◆ Saved entries:
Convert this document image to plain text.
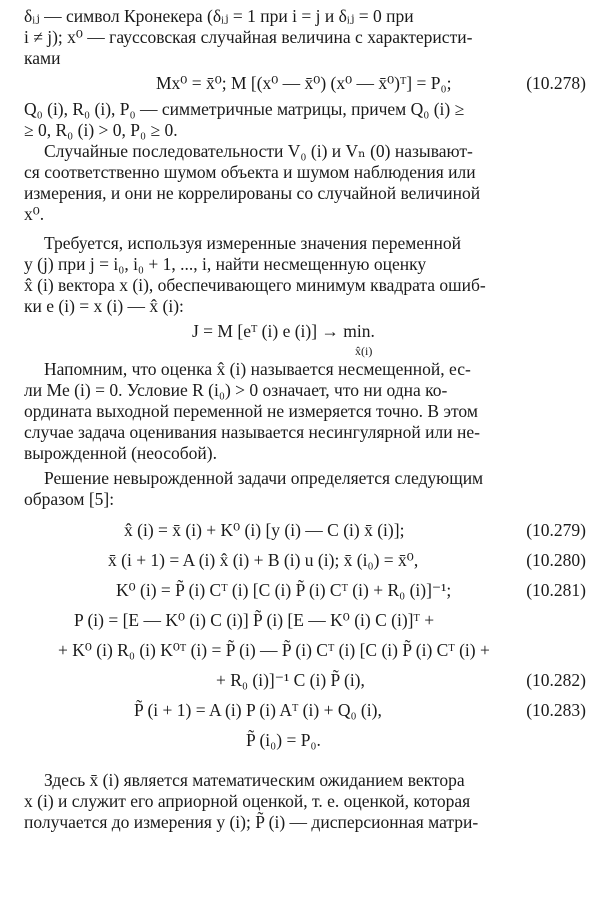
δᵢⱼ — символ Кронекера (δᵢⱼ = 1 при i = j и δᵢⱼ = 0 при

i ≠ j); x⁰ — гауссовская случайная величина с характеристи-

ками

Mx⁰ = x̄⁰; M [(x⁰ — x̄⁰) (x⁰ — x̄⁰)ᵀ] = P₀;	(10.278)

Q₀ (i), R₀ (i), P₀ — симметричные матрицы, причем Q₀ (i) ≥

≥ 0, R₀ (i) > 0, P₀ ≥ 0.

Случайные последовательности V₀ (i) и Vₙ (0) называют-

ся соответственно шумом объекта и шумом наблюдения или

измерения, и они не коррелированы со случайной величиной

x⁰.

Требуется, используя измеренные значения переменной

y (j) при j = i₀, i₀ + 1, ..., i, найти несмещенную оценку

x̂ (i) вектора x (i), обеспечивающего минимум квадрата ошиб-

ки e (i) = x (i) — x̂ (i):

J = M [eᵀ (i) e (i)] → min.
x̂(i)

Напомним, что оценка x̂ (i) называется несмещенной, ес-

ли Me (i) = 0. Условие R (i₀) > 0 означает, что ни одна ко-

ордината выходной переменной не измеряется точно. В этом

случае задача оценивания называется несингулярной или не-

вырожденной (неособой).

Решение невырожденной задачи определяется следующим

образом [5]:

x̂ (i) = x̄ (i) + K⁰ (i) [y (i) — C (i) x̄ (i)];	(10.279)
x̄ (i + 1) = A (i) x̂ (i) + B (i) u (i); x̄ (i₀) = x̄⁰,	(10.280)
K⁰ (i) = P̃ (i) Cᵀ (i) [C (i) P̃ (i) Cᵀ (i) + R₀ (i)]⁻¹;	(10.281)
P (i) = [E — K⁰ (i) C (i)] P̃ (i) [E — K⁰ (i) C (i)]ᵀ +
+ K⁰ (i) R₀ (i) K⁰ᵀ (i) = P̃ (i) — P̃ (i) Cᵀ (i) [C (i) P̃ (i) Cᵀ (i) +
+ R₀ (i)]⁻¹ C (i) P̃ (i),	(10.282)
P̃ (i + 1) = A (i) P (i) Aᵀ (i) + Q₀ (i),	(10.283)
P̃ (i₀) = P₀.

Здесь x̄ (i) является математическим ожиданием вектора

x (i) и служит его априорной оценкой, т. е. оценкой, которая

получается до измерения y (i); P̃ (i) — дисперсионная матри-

* * *

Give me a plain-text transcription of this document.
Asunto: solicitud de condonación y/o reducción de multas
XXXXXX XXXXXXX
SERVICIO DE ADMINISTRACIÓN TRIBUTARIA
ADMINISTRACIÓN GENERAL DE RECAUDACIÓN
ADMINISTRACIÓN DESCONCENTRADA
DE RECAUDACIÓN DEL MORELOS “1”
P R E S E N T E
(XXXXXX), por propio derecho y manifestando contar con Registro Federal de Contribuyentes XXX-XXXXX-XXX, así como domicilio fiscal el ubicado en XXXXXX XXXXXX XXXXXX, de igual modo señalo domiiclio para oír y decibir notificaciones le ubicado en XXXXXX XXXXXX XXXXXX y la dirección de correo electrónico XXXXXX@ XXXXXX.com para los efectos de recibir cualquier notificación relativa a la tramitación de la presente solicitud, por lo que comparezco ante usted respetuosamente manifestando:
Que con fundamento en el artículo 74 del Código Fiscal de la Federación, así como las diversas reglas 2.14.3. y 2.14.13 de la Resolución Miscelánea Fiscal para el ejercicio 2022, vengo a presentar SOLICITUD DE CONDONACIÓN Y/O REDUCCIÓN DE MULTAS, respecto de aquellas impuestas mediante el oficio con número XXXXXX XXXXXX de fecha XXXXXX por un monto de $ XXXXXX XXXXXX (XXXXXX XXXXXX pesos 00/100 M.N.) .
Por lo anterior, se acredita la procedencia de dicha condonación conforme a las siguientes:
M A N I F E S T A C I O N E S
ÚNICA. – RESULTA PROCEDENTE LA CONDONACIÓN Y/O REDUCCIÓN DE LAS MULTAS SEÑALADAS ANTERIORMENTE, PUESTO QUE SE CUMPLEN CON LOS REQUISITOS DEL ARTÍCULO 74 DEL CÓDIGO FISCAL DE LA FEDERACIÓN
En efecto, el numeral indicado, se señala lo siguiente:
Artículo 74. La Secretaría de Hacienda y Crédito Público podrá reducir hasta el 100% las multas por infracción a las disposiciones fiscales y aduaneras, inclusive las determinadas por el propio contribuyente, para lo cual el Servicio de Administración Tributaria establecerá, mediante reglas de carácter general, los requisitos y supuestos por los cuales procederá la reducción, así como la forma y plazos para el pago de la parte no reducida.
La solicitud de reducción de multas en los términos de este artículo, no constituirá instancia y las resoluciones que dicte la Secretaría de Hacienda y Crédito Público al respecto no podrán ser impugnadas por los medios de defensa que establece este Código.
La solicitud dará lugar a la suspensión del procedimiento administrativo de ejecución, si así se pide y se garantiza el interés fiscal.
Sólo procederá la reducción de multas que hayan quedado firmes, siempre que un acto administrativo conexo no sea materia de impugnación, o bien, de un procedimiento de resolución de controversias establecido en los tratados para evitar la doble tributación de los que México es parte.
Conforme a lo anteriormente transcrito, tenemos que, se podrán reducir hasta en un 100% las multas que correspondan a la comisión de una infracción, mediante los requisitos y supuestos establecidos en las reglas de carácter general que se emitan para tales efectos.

◆ What you are asked to do:
Report the number of lines holding the string "переменной", without any other words.

◆ Task result:
2